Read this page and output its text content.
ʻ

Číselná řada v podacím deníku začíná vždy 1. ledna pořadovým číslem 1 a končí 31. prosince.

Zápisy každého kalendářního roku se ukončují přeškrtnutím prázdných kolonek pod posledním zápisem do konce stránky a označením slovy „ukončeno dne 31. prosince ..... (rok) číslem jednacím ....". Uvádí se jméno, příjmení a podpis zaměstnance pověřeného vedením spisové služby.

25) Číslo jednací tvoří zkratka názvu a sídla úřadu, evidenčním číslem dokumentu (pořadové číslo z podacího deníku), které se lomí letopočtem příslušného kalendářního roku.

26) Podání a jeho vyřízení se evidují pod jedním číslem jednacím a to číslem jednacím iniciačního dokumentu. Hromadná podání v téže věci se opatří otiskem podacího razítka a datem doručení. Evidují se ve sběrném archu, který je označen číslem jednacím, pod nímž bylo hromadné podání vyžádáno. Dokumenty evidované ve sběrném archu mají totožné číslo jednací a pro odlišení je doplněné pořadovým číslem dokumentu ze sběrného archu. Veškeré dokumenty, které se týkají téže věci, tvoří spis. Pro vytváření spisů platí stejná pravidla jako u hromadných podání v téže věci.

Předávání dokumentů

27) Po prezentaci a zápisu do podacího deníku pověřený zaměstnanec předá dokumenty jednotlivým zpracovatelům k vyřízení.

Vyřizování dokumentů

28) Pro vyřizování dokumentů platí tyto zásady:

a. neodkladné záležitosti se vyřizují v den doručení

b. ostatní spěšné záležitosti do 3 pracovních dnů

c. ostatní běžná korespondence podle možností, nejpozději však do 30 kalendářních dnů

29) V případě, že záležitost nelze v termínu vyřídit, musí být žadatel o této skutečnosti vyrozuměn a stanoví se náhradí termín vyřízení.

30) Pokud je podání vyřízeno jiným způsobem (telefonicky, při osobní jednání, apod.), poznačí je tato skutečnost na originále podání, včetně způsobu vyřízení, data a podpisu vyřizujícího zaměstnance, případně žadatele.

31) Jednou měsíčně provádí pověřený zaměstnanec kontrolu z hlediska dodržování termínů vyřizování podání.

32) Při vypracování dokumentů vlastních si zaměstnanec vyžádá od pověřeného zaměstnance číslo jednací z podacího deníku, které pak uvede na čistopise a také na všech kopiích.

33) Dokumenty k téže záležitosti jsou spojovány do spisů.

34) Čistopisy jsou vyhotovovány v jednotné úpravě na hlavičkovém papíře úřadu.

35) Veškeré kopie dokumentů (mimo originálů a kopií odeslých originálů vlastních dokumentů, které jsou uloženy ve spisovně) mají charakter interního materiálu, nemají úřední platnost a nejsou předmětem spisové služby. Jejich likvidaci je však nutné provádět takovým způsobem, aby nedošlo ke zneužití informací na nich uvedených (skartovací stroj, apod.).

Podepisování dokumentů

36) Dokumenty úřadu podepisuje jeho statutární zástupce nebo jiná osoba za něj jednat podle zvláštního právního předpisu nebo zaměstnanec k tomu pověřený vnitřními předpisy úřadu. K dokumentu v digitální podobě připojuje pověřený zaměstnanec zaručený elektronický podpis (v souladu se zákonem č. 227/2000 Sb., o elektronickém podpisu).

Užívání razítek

● ● ● ● ●

■ EXERCISE REQUIREMENTS
Set all of the entries down again, exactly as they were given.

■ PROBLEM SOLUTION
Read this page and output its text content.
ʻ

Číselná řada v podacím deníku začíná vždy 1. ledna pořadovým číslem 1 a končí 31. prosince.

Zápisy každého kalendářního roku se ukončují přeškrtnutím prázdných kolonek pod posledním zápisem do konce stránky a označením slovy „ukončeno dne 31. prosince ..... (rok) číslem jednacím ....". Uvádí se jméno, příjmení a podpis zaměstnance pověřeného vedením spisové služby.

25) Číslo jednací tvoří zkratka názvu a sídla úřadu, evidenčním číslem dokumentu (pořadové číslo z podacího deníku), které se lomí letopočtem příslušného kalendářního roku.

26) Podání a jeho vyřízení se evidují pod jedním číslem jednacím a to číslem jednacím iniciačního dokumentu. Hromadná podání v téže věci se opatří otiskem podacího razítka a datem doručení. Evidují se ve sběrném archu, který je označen číslem jednacím, pod nímž bylo hromadné podání vyžádáno. Dokumenty evidované ve sběrném archu mají totožné číslo jednací a pro odlišení je doplněné pořadovým číslem dokumentu ze sběrného archu. Veškeré dokumenty, které se týkají téže věci, tvoří spis. Pro vytváření spisů platí stejná pravidla jako u hromadných podání v téže věci.

Předávání dokumentů

27) Po prezentaci a zápisu do podacího deníku pověřený zaměstnanec předá dokumenty jednotlivým zpracovatelům k vyřízení.

Vyřizování dokumentů

28) Pro vyřizování dokumentů platí tyto zásady:

a. neodkladné záležitosti se vyřizují v den doručení

b. ostatní spěšné záležitosti do 3 pracovních dnů

c. ostatní běžná korespondence podle možností, nejpozději však do 30 kalendářních dnů

29) V případě, že záležitost nelze v termínu vyřídit, musí být žadatel o této skutečnosti vyrozuměn a stanoví se náhradí termín vyřízení.

30) Pokud je podání vyřízeno jiným způsobem (telefonicky, při osobní jednání, apod.), poznačí je tato skutečnost na originále podání, včetně způsobu vyřízení, data a podpisu vyřizujícího zaměstnance, případně žadatele.

31) Jednou měsíčně provádí pověřený zaměstnanec kontrolu z hlediska dodržování termínů vyřizování podání.

32) Při vypracování dokumentů vlastních si zaměstnanec vyžádá od pověřeného zaměstnance číslo jednací z podacího deníku, které pak uvede na čistopise a také na všech kopiích.

33) Dokumenty k téže záležitosti jsou spojovány do spisů.

34) Čistopisy jsou vyhotovovány v jednotné úpravě na hlavičkovém papíře úřadu.

35) Veškeré kopie dokumentů (mimo originálů a kopií odeslých originálů vlastních dokumentů, které jsou uloženy ve spisovně) mají charakter interního materiálu, nemají úřední platnost a nejsou předmětem spisové služby. Jejich likvidaci je však nutné provádět takovým způsobem, aby nedošlo ke zneužití informací na nich uvedených (skartovací stroj, apod.).

Podepisování dokumentů

36) Dokumenty úřadu podepisuje jeho statutární zástupce nebo jiná osoba za něj jednat podle zvláštního právního předpisu nebo zaměstnanec k tomu pověřený vnitřními předpisy úřadu. K dokumentu v digitální podobě připojuje pověřený zaměstnanec zaručený elektronický podpis (v souladu se zákonem č. 227/2000 Sb., o elektronickém podpisu).

Užívání razítek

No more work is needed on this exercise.